Stated task
Each record below must be returned exactly as shown.

Entries supplied
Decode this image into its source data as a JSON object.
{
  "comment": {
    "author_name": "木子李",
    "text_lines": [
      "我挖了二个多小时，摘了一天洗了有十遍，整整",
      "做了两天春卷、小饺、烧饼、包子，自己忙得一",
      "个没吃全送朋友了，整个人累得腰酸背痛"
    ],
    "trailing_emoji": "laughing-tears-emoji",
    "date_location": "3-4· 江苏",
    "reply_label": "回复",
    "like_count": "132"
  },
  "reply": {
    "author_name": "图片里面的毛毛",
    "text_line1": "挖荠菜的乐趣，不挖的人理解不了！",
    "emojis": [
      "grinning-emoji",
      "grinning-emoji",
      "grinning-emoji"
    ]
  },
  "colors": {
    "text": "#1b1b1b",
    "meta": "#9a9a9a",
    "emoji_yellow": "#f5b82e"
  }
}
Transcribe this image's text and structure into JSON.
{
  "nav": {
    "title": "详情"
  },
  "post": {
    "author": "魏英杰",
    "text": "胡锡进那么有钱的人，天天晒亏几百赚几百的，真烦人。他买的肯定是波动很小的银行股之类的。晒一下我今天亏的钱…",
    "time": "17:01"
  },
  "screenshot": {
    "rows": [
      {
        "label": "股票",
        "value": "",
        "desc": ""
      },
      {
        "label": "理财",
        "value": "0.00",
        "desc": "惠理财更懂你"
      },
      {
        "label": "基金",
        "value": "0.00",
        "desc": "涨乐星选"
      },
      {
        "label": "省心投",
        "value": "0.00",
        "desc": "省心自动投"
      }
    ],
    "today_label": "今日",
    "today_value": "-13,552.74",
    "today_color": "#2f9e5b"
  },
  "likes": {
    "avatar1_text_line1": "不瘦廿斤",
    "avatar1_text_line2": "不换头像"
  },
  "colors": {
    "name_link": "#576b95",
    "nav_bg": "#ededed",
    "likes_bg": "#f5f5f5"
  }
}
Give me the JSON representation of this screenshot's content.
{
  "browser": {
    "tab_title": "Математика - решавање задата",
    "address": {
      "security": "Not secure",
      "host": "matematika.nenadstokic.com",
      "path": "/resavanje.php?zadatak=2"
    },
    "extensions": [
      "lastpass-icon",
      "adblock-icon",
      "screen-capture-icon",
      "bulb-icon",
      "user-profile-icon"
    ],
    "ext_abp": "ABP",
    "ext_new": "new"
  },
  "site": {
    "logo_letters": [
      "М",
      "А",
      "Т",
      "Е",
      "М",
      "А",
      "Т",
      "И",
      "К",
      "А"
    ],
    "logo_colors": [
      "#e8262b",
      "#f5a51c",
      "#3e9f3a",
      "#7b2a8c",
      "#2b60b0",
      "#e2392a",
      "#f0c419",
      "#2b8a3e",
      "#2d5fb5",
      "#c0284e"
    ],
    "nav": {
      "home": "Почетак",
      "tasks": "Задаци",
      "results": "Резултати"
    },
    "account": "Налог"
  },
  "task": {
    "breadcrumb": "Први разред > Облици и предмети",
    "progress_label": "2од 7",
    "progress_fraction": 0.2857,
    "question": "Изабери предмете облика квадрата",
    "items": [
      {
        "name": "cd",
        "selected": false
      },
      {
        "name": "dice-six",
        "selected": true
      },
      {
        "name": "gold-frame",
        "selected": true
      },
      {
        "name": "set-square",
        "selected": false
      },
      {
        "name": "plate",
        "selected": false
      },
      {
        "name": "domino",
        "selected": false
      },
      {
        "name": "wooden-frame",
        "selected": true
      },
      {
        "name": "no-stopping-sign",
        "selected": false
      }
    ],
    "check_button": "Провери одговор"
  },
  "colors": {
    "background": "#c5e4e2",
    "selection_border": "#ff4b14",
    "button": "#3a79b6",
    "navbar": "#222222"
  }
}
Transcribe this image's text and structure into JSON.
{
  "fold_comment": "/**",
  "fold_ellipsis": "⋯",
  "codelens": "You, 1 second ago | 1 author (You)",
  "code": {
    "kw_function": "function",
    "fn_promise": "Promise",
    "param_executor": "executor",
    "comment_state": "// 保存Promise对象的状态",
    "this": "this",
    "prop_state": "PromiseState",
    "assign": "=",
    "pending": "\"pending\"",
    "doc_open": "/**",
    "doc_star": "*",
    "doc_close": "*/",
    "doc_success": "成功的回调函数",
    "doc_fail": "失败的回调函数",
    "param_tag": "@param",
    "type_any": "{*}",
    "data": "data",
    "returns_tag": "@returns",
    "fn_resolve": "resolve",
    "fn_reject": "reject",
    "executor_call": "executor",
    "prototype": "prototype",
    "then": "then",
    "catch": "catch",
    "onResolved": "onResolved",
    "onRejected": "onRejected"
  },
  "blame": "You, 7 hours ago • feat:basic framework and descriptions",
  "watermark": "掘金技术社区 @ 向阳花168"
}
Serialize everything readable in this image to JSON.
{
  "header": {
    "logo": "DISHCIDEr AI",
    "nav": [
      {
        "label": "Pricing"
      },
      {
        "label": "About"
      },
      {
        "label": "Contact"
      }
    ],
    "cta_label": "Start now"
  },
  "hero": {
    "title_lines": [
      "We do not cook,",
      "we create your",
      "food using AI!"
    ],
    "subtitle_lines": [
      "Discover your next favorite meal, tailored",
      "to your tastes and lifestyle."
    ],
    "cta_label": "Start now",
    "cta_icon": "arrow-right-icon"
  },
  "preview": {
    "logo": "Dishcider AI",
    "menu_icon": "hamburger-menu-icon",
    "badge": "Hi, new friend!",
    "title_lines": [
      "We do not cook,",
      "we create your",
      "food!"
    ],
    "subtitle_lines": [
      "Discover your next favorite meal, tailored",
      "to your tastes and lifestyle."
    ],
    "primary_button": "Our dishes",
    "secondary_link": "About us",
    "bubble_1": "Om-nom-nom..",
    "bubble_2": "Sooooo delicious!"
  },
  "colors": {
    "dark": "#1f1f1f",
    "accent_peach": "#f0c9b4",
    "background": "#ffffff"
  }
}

Solution for this exercise
Decode this image into its source data as a JSON object.
{
  "comment": {
    "author_name": "木子李",
    "text_lines": [
      "我挖了二个多小时，摘了一天洗了有十遍，整整",
      "做了两天春卷、小饺、烧饼、包子，自己忙得一",
      "个没吃全送朋友了，整个人累得腰酸背痛"
    ],
    "trailing_emoji": "laughing-tears-emoji",
    "date_location": "3-4· 江苏",
    "reply_label": "回复",
    "like_count": "132"
  },
  "reply": {
    "author_name": "图片里面的毛毛",
    "text_line1": "挖荠菜的乐趣，不挖的人理解不了！",
    "emojis": [
      "grinning-emoji",
      "grinning-emoji",
      "grinning-emoji"
    ]
  },
  "colors": {
    "text": "#1b1b1b",
    "meta": "#9a9a9a",
    "emoji_yellow": "#f5b82e"
  }
}
Transcribe this image's text and structure into JSON.
{
  "nav": {
    "title": "详情"
  },
  "post": {
    "author": "魏英杰",
    "text": "胡锡进那么有钱的人，天天晒亏几百赚几百的，真烦人。他买的肯定是波动很小的银行股之类的。晒一下我今天亏的钱…",
    "time": "17:01"
  },
  "screenshot": {
    "rows": [
      {
        "label": "股票",
        "value": "",
        "desc": ""
      },
      {
        "label": "理财",
        "value": "0.00",
        "desc": "惠理财更懂你"
      },
      {
        "label": "基金",
        "value": "0.00",
        "desc": "涨乐星选"
      },
      {
        "label": "省心投",
        "value": "0.00",
        "desc": "省心自动投"
      }
    ],
    "today_label": "今日",
    "today_value": "-13,552.74",
    "today_color": "#2f9e5b"
  },
  "likes": {
    "avatar1_text_line1": "不瘦廿斤",
    "avatar1_text_line2": "不换头像"
  },
  "colors": {
    "name_link": "#576b95",
    "nav_bg": "#ededed",
    "likes_bg": "#f5f5f5"
  }
}
Give me the JSON representation of this screenshot's content.
{
  "browser": {
    "tab_title": "Математика - решавање задата",
    "address": {
      "security": "Not secure",
      "host": "matematika.nenadstokic.com",
      "path": "/resavanje.php?zadatak=2"
    },
    "extensions": [
      "lastpass-icon",
      "adblock-icon",
      "screen-capture-icon",
      "bulb-icon",
      "user-profile-icon"
    ],
    "ext_abp": "ABP",
    "ext_new": "new"
  },
  "site": {
    "logo_letters": [
      "М",
      "А",
      "Т",
      "Е",
      "М",
      "А",
      "Т",
      "И",
      "К",
      "А"
    ],
    "logo_colors": [
      "#e8262b",
      "#f5a51c",
      "#3e9f3a",
      "#7b2a8c",
      "#2b60b0",
      "#e2392a",
      "#f0c419",
      "#2b8a3e",
      "#2d5fb5",
      "#c0284e"
    ],
    "nav": {
      "home": "Почетак",
      "tasks": "Задаци",
      "results": "Резултати"
    },
    "account": "Налог"
  },
  "task": {
    "breadcrumb": "Први разред > Облици и предмети",
    "progress_label": "2од 7",
    "progress_fraction": 0.2857,
    "question": "Изабери предмете облика квадрата",
    "items": [
      {
        "name": "cd",
        "selected": false
      },
      {
        "name": "dice-six",
        "selected": true
      },
      {
        "name": "gold-frame",
        "selected": true
      },
      {
        "name": "set-square",
        "selected": false
      },
      {
        "name": "plate",
        "selected": false
      },
      {
        "name": "domino",
        "selected": false
      },
      {
        "name": "wooden-frame",
        "selected": true
      },
      {
        "name": "no-stopping-sign",
        "selected": false
      }
    ],
    "check_button": "Провери одговор"
  },
  "colors": {
    "background": "#c5e4e2",
    "selection_border": "#ff4b14",
    "button": "#3a79b6",
    "navbar": "#222222"
  }
}
Transcribe this image's text and structure into JSON.
{
  "fold_comment": "/**",
  "fold_ellipsis": "⋯",
  "codelens": "You, 1 second ago | 1 author (You)",
  "code": {
    "kw_function": "function",
    "fn_promise": "Promise",
    "param_executor": "executor",
    "comment_state": "// 保存Promise对象的状态",
    "this": "this",
    "prop_state": "PromiseState",
    "assign": "=",
    "pending": "\"pending\"",
    "doc_open": "/**",
    "doc_star": "*",
    "doc_close": "*/",
    "doc_success": "成功的回调函数",
    "doc_fail": "失败的回调函数",
    "param_tag": "@param",
    "type_any": "{*}",
    "data": "data",
    "returns_tag": "@returns",
    "fn_resolve": "resolve",
    "fn_reject": "reject",
    "executor_call": "executor",
    "prototype": "prototype",
    "then": "then",
    "catch": "catch",
    "onResolved": "onResolved",
    "onRejected": "onRejected"
  },
  "blame": "You, 7 hours ago • feat:basic framework and descriptions",
  "watermark": "掘金技术社区 @ 向阳花168"
}
Serialize everything readable in this image to JSON.
{
  "header": {
    "logo": "DISHCIDEr AI",
    "nav": [
      {
        "label": "Pricing"
      },
      {
        "label": "About"
      },
      {
        "label": "Contact"
      }
    ],
    "cta_label": "Start now"
  },
  "hero": {
    "title_lines": [
      "We do not cook,",
      "we create your",
      "food using AI!"
    ],
    "subtitle_lines": [
      "Discover your next favorite meal, tailored",
      "to your tastes and lifestyle."
    ],
    "cta_label": "Start now",
    "cta_icon": "arrow-right-icon"
  },
  "preview": {
    "logo": "Dishcider AI",
    "menu_icon": "hamburger-menu-icon",
    "badge": "Hi, new friend!",
    "title_lines": [
      "We do not cook,",
      "we create your",
      "food!"
    ],
    "subtitle_lines": [
      "Discover your next favorite meal, tailored",
      "to your tastes and lifestyle."
    ],
    "primary_button": "Our dishes",
    "secondary_link": "About us",
    "bubble_1": "Om-nom-nom..",
    "bubble_2": "Sooooo delicious!"
  },
  "colors": {
    "dark": "#1f1f1f",
    "accent_peach": "#f0c9b4",
    "background": "#ffffff"
  }
}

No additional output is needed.